#### DATA PROVIDED

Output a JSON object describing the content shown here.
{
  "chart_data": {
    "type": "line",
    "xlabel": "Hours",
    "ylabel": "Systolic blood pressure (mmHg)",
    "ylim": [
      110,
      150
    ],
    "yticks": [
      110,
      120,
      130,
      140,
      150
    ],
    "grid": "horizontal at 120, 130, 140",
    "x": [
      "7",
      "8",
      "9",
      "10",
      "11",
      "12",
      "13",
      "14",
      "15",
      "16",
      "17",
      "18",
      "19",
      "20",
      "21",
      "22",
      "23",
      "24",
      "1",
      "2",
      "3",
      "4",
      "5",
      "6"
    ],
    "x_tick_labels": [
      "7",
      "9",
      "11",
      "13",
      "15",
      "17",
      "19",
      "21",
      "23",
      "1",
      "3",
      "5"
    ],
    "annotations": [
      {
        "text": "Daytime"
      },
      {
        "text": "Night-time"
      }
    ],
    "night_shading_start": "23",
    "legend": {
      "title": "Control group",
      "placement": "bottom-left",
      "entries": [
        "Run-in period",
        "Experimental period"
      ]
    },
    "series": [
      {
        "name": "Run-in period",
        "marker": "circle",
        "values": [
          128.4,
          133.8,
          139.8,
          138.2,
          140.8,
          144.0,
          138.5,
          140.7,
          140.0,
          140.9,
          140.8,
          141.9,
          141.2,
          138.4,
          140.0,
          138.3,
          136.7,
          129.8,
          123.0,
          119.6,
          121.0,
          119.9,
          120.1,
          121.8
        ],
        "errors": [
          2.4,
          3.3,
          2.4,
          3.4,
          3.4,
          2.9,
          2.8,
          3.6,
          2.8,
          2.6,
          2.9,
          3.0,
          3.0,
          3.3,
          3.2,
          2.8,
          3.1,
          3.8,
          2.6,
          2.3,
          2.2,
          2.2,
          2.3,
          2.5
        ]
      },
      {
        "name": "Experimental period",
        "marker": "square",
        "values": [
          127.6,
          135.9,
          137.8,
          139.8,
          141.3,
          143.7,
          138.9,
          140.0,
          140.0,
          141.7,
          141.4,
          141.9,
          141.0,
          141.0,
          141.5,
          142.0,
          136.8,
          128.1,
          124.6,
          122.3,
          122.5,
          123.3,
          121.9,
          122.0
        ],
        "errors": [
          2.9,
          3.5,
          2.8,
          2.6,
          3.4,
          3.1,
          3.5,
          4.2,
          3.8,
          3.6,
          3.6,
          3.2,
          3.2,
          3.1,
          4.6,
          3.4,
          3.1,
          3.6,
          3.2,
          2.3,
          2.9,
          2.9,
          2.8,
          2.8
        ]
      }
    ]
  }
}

########
#### DATA PROVIDED

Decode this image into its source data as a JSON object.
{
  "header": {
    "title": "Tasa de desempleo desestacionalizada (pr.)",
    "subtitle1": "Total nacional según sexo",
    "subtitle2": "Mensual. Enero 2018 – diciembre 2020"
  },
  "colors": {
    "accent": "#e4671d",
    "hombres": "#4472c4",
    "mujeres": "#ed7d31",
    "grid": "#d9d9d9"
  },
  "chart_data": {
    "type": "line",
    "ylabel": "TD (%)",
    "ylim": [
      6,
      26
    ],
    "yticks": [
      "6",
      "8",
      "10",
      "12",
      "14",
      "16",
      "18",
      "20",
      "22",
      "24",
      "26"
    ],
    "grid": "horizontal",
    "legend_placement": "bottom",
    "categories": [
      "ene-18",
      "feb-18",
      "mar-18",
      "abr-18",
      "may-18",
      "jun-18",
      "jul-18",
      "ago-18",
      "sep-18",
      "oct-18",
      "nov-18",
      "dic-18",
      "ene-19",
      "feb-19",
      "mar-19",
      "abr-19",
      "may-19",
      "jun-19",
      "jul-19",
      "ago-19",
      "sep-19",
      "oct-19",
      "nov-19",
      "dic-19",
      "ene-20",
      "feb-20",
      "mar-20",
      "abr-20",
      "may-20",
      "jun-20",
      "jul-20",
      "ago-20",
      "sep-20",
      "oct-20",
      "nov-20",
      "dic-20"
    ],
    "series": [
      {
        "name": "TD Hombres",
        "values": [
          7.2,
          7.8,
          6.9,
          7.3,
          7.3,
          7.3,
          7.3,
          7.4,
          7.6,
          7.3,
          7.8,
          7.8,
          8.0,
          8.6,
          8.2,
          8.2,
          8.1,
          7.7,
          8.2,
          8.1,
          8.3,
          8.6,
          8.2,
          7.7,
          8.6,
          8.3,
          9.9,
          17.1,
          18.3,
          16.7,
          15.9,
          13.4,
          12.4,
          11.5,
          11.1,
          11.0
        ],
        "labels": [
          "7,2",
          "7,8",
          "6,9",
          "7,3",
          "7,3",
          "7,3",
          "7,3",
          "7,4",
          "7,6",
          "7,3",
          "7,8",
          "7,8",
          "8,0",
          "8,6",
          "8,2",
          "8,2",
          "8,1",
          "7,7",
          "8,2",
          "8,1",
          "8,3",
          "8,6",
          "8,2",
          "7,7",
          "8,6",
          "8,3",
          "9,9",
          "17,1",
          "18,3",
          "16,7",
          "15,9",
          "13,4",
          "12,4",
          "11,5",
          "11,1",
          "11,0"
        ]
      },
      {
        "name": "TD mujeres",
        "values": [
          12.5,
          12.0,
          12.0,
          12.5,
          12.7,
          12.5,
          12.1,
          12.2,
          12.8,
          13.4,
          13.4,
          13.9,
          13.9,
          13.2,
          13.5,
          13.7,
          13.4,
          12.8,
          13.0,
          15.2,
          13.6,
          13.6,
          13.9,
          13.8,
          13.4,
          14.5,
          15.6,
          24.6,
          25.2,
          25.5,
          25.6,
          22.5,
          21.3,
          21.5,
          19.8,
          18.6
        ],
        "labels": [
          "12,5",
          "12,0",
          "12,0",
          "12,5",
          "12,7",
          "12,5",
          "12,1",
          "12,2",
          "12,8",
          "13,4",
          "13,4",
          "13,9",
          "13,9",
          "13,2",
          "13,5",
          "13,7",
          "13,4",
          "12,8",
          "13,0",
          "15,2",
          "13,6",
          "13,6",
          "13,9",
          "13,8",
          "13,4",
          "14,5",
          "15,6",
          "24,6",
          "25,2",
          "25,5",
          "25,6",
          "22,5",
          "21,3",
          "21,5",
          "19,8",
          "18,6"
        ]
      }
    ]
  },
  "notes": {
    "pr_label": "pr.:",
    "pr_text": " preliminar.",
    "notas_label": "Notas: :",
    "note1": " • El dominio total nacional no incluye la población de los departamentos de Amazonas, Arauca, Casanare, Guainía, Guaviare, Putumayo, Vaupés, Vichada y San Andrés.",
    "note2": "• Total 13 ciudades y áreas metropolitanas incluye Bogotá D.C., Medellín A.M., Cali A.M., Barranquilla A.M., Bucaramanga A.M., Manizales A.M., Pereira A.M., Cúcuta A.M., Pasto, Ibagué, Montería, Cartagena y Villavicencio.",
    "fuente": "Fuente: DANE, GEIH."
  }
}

########

**TASK DETAILS**
Out of the preceding entries, pull every line containing the string "ylabel".

**TASK SOLUTION**
    "ylabel": "Systolic blood pressure (mmHg)",
    "ylabel": "TD (%)",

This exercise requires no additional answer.